TASK MATERIAL
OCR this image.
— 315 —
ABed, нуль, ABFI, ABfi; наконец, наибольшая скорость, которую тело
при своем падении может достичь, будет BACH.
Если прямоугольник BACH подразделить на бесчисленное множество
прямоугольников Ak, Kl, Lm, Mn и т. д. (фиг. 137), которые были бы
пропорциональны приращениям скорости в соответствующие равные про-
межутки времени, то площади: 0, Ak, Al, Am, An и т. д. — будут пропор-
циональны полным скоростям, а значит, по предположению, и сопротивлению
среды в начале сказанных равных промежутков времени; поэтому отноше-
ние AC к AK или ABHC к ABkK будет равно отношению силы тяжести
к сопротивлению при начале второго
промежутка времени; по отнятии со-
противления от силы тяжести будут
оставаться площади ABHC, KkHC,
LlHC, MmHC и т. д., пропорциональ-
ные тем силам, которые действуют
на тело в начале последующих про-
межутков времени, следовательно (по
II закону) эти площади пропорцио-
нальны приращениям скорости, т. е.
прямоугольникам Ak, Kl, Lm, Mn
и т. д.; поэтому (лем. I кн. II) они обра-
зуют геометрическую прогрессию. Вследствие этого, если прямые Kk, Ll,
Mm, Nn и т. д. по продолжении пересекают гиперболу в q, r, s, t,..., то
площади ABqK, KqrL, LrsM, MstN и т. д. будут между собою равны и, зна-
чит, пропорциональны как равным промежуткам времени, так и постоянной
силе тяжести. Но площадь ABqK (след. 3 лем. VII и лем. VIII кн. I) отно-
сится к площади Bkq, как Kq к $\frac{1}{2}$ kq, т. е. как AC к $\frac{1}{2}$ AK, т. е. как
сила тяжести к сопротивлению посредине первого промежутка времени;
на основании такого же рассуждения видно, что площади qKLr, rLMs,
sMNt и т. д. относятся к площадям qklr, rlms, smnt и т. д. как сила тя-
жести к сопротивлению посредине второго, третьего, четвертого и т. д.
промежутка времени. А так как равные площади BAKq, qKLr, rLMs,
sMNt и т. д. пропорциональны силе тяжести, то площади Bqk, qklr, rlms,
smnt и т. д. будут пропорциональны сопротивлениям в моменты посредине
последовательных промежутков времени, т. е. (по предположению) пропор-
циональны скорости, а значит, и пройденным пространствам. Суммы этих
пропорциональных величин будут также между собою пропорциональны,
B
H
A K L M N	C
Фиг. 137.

WORK TO DO
Repeat each record exactly, leaving nothing out.

OUTPUT OF THE TASK
OCR this image.
— 315 —
ABed, нуль, ABFI, ABfi; наконец, наибольшая скорость, которую тело
при своем падении может достичь, будет BACH.
Если прямоугольник BACH подразделить на бесчисленное множество
прямоугольников Ak, Kl, Lm, Mn и т. д. (фиг. 137), которые были бы
пропорциональны приращениям скорости в соответствующие равные про-
межутки времени, то площади: 0, Ak, Al, Am, An и т. д. — будут пропор-
циональны полным скоростям, а значит, по предположению, и сопротивлению
среды в начале сказанных равных промежутков времени; поэтому отноше-
ние AC к AK или ABHC к ABkK будет равно отношению силы тяжести
к сопротивлению при начале второго
промежутка времени; по отнятии со-
противления от силы тяжести будут
оставаться площади ABHC, KkHC,
LlHC, MmHC и т. д., пропорциональ-
ные тем силам, которые действуют
на тело в начале последующих про-
межутков времени, следовательно (по
II закону) эти площади пропорцио-
нальны приращениям скорости, т. е.
прямоугольникам Ak, Kl, Lm, Mn
и т. д.; поэтому (лем. I кн. II) они обра-
зуют геометрическую прогрессию. Вследствие этого, если прямые Kk, Ll,
Mm, Nn и т. д. по продолжении пересекают гиперболу в q, r, s, t,..., то
площади ABqK, KqrL, LrsM, MstN и т. д. будут между собою равны и, зна-
чит, пропорциональны как равным промежуткам времени, так и постоянной
силе тяжести. Но площадь ABqK (след. 3 лем. VII и лем. VIII кн. I) отно-
сится к площади Bkq, как Kq к $\frac{1}{2}$ kq, т. е. как AC к $\frac{1}{2}$ AK, т. е. как
сила тяжести к сопротивлению посредине первого промежутка времени;
на основании такого же рассуждения видно, что площади qKLr, rLMs,
sMNt и т. д. относятся к площадям qklr, rlms, smnt и т. д. как сила тя-
жести к сопротивлению посредине второго, третьего, четвертого и т. д.
промежутка времени. А так как равные площади BAKq, qKLr, rLMs,
sMNt и т. д. пропорциональны силе тяжести, то площади Bqk, qklr, rlms,
smnt и т. д. будут пропорциональны сопротивлениям в моменты посредине
последовательных промежутков времени, т. е. (по предположению) пропор-
циональны скорости, а значит, и пройденным пространствам. Суммы этих
пропорциональных величин будут также между собою пропорциональны,
B
H
A K L M N	C
Фиг. 137.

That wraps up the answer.